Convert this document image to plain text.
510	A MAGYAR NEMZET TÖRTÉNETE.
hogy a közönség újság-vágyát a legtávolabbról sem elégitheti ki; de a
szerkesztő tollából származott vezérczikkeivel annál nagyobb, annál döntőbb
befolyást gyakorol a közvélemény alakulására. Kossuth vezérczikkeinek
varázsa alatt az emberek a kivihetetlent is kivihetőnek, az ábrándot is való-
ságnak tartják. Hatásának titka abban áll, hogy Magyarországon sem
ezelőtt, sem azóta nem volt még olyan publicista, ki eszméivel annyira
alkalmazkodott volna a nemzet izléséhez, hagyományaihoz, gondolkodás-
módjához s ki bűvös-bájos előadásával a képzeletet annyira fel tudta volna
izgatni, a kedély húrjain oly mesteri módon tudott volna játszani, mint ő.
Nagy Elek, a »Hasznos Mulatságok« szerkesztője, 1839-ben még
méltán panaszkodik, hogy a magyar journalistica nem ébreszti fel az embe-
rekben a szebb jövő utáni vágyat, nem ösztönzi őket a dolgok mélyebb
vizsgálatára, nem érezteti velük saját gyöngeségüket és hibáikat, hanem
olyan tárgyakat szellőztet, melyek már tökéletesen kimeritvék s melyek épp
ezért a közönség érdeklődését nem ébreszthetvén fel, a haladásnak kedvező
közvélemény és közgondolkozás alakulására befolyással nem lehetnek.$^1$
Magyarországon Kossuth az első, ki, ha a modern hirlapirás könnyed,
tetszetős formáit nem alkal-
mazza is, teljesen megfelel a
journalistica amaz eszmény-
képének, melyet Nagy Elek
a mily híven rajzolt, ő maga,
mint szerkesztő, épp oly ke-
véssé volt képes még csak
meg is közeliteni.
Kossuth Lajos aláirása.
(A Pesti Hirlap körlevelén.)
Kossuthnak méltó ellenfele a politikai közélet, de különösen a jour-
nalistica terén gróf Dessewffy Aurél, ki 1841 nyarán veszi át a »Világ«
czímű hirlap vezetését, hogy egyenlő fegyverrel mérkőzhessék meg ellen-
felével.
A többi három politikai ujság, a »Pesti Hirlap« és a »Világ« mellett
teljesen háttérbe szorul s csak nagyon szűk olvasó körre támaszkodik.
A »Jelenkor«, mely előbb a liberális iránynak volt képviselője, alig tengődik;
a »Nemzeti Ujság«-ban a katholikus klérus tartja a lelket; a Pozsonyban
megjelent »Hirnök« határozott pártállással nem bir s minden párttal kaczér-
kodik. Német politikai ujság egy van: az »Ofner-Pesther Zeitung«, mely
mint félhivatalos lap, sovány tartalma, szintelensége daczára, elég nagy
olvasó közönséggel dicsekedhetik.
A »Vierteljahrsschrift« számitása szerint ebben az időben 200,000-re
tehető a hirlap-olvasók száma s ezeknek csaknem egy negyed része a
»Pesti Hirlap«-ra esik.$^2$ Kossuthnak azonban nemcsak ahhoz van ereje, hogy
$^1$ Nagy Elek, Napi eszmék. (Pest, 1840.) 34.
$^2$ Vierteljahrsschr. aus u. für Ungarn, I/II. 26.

### Exercise task:
Work out how many lines above have the string "volt" in them, and give only the number.

### Exercise response:
3